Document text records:
──────
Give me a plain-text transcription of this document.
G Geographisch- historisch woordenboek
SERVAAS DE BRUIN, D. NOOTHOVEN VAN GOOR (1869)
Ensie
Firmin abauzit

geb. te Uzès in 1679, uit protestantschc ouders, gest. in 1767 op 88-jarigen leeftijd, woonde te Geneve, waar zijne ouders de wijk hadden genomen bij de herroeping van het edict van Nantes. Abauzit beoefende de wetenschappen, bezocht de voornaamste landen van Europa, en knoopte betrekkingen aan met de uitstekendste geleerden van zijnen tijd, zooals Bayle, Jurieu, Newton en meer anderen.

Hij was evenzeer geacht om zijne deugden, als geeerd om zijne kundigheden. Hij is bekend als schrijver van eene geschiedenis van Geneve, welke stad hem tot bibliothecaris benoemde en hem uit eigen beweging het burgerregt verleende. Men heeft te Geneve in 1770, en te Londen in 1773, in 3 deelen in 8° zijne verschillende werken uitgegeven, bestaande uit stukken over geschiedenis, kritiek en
──────
PROBLEM REQUIREMENTS
Exact copies of all the lines above are required.

SOLUTION TO THE EXERCISE
Give me a plain-text transcription of this document.
G Geographisch- historisch woordenboek
SERVAAS DE BRUIN, D. NOOTHOVEN VAN GOOR (1869)
Ensie
Firmin abauzit

geb. te Uzès in 1679, uit protestantschc ouders, gest. in 1767 op 88-jarigen leeftijd, woonde te Geneve, waar zijne ouders de wijk hadden genomen bij de herroeping van het edict van Nantes. Abauzit beoefende de wetenschappen, bezocht de voornaamste landen van Europa, en knoopte betrekkingen aan met de uitstekendste geleerden van zijnen tijd, zooals Bayle, Jurieu, Newton en meer anderen.

Hij was evenzeer geacht om zijne deugden, als geeerd om zijne kundigheden. Hij is bekend als schrijver van eene geschiedenis van Geneve, welke stad hem tot bibliothecaris benoemde en hem uit eigen beweging het burgerregt verleende. Men heeft te Geneve in 1770, en te Londen in 1773, in 3 deelen in 8° zijne verschillende werken uitgegeven, bestaande uit stukken over geschiedenis, kritiek en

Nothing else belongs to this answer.